-------- INPUT FOR THIS TASK

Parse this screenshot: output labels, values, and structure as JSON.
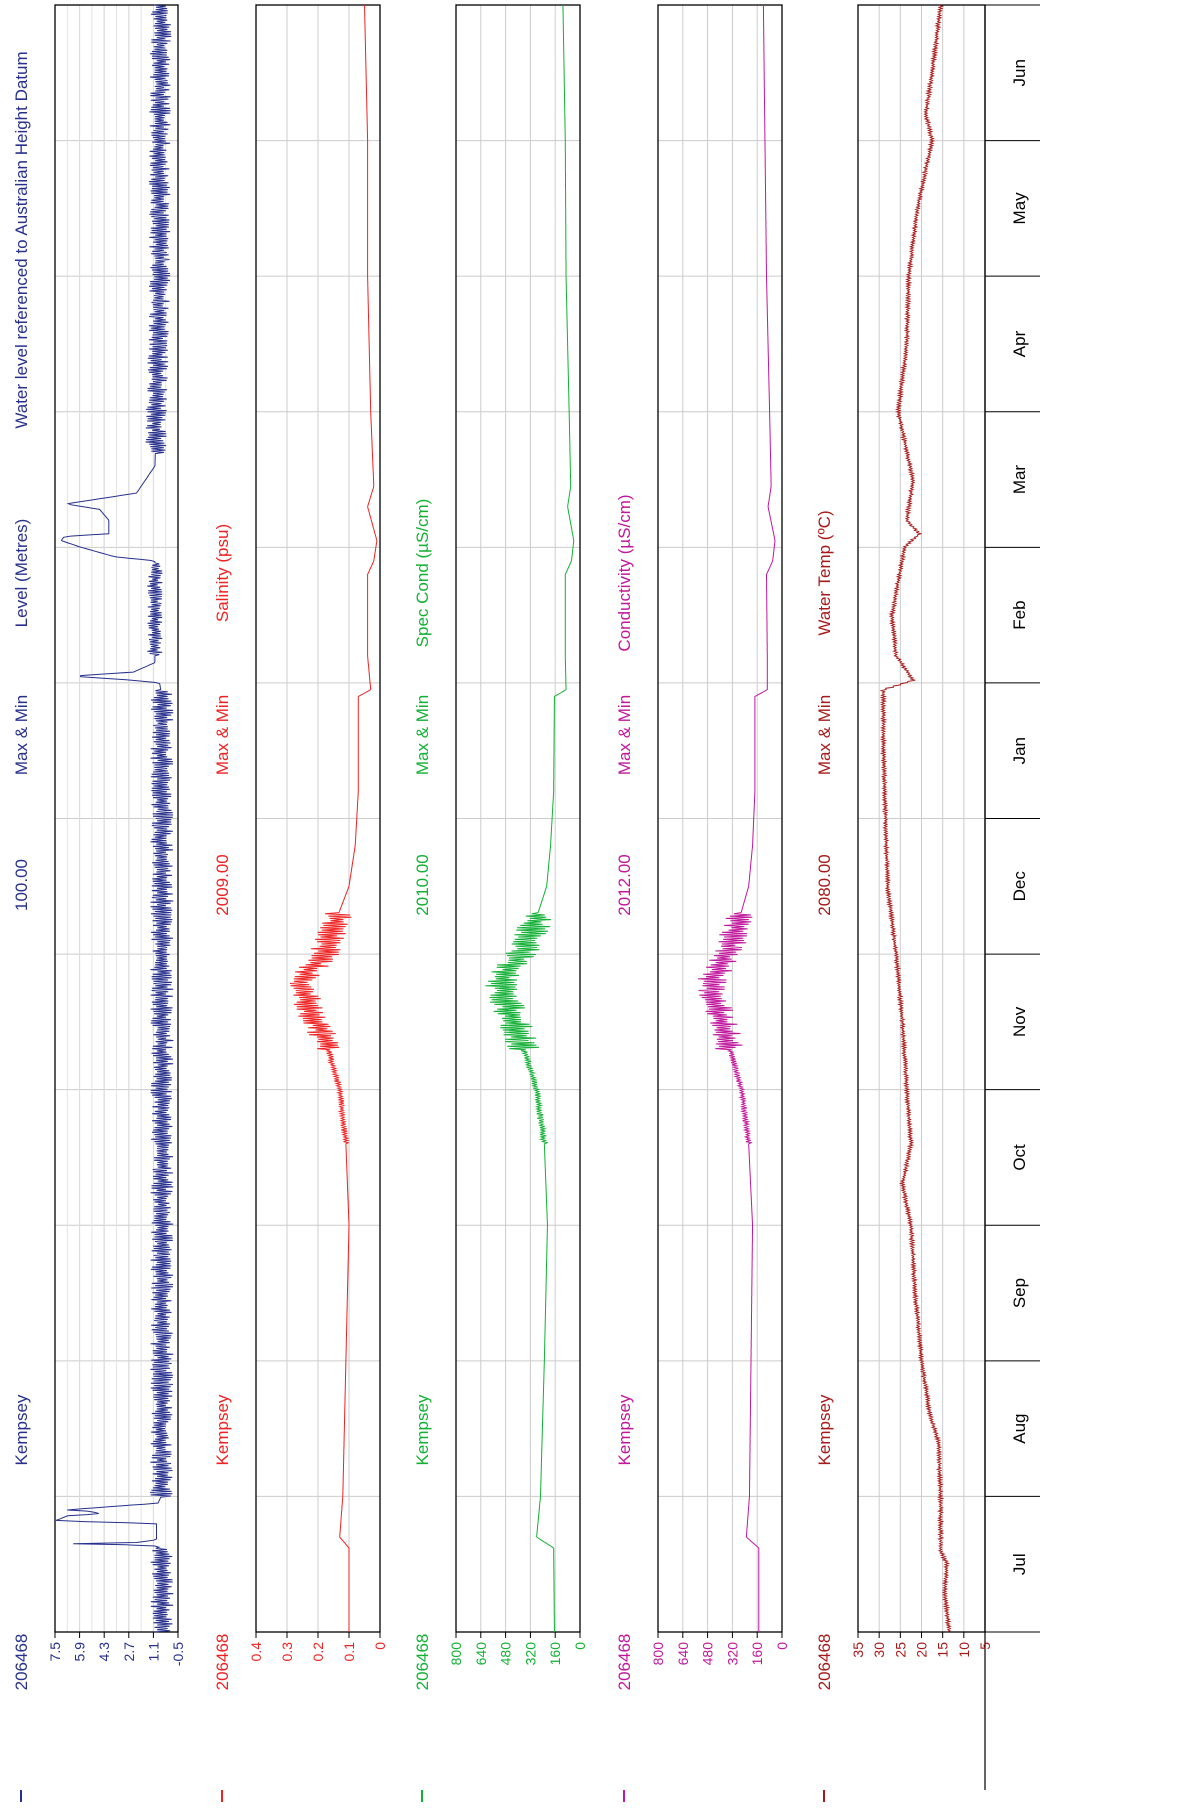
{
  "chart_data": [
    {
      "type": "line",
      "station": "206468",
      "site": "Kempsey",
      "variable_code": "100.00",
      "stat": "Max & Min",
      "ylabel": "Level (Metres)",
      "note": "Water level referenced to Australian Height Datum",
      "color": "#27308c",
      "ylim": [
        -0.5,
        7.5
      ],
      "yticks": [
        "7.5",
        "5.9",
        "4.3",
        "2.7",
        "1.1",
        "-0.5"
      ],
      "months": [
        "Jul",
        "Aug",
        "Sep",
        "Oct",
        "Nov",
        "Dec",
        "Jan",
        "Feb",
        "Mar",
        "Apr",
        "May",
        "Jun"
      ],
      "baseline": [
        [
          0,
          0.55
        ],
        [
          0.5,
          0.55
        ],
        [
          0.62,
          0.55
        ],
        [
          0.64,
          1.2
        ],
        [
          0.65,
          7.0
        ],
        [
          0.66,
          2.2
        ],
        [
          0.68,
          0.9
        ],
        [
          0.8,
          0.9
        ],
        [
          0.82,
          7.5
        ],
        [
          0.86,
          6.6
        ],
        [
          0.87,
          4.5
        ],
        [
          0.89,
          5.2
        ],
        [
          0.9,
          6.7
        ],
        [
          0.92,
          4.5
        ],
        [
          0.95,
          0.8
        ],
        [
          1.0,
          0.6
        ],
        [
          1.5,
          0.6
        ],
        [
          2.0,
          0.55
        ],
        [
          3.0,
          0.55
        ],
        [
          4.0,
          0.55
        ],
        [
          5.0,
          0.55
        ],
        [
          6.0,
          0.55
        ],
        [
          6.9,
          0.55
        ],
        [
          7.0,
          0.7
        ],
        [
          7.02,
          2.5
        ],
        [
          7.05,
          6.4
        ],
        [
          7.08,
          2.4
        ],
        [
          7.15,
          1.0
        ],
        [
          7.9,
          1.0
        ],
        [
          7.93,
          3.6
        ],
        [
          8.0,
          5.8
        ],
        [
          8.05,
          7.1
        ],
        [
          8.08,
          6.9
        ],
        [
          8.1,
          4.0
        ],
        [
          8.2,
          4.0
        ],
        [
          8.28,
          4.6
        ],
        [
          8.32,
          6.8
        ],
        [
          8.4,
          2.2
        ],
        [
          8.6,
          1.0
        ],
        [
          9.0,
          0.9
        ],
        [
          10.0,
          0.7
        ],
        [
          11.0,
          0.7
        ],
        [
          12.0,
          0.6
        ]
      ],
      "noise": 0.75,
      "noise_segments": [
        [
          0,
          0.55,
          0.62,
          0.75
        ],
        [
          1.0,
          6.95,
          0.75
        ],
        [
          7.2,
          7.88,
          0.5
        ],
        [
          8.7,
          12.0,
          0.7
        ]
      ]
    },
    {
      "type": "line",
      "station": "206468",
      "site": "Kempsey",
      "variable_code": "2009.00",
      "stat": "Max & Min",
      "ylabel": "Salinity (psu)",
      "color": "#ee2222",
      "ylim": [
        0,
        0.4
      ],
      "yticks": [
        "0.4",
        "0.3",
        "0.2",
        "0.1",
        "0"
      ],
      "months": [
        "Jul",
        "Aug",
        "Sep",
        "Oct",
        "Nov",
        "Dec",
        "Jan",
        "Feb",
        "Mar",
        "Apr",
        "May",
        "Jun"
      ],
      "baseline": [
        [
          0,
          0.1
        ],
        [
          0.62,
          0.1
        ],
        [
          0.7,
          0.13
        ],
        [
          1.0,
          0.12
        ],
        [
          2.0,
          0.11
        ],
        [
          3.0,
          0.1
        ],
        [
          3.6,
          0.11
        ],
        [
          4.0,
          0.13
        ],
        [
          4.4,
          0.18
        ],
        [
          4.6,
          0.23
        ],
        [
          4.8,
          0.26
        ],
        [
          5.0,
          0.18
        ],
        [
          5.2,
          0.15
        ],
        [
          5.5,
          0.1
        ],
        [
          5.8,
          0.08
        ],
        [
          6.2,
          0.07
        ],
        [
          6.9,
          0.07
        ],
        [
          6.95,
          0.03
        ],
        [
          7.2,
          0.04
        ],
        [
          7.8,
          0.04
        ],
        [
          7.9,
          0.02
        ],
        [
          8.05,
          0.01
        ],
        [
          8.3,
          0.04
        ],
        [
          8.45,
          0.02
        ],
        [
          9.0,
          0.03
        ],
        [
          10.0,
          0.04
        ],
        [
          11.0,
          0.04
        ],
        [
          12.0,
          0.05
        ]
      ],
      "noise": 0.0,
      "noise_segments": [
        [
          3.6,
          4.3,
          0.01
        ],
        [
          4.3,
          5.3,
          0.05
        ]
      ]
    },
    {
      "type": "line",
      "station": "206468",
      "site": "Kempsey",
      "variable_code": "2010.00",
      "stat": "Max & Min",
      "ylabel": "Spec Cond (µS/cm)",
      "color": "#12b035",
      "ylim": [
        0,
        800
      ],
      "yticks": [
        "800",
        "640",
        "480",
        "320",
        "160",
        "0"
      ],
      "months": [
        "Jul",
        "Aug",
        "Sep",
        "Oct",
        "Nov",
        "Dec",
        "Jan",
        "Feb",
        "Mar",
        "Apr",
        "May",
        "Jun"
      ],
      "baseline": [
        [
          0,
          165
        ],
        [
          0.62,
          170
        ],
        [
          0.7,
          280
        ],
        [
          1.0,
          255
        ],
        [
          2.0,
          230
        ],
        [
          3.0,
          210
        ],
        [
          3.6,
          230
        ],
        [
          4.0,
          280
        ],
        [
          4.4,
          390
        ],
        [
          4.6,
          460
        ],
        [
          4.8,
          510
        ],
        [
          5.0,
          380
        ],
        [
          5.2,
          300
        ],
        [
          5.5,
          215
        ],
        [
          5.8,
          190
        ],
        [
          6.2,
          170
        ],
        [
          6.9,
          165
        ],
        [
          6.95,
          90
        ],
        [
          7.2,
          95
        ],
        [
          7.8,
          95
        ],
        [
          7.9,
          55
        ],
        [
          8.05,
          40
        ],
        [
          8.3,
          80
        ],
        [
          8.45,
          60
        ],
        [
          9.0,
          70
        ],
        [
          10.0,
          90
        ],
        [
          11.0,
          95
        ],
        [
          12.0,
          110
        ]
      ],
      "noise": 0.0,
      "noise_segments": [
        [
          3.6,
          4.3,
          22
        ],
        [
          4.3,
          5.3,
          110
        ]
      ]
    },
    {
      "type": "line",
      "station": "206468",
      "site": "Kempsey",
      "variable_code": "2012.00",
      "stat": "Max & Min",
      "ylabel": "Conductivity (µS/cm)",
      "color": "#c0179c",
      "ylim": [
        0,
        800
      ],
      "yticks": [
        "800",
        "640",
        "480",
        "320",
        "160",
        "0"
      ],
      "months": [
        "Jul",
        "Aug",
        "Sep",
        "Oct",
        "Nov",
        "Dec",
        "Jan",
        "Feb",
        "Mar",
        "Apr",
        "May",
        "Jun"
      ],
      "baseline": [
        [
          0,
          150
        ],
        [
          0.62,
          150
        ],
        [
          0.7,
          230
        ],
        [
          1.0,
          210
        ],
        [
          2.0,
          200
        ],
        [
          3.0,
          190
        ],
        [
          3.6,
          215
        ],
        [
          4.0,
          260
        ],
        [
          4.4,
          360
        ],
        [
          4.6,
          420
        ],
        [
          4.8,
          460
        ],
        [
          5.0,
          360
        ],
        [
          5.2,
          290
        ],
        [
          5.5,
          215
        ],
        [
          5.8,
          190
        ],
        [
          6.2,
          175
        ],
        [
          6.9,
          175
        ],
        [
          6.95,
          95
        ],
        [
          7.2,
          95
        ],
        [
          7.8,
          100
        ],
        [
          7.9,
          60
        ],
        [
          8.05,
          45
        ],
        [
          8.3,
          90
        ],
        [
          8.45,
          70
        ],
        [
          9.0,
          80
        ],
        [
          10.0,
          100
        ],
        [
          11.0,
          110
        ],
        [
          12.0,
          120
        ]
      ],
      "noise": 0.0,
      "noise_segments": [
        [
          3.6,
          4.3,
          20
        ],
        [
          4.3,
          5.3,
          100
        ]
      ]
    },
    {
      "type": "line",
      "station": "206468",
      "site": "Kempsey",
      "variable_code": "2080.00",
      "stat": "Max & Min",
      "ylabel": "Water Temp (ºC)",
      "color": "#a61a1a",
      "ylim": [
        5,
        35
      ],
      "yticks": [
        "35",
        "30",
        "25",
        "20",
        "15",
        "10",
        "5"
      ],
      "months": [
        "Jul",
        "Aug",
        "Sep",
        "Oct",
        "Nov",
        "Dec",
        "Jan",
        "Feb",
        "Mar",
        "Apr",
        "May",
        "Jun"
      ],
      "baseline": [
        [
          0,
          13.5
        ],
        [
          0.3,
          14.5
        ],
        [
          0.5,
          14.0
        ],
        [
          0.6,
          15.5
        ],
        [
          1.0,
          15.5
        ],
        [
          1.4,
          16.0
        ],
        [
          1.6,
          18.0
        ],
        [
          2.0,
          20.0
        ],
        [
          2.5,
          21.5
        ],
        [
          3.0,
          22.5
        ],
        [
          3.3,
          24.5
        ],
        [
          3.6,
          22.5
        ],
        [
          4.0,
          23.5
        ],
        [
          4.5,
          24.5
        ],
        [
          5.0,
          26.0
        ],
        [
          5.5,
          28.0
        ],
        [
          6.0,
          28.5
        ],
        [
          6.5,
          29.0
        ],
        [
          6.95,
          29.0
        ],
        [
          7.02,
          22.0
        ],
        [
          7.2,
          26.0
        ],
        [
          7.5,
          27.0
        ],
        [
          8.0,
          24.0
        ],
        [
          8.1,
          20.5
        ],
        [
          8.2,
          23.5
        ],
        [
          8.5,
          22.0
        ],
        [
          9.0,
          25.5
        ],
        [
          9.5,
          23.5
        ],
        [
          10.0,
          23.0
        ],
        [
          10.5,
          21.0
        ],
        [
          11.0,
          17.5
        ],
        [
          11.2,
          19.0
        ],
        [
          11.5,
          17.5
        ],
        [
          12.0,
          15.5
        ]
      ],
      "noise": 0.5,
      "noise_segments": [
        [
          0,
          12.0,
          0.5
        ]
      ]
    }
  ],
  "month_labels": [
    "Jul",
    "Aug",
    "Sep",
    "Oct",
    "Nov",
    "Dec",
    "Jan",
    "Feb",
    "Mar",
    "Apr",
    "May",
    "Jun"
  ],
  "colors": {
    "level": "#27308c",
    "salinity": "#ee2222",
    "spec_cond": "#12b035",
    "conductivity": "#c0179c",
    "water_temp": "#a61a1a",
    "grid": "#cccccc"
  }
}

----------------

> _TASK DESCRIPTION_:
Find how many lines in the listing contain the word "ylabel" and give that count alone.

> _FINAL RESULT_:
5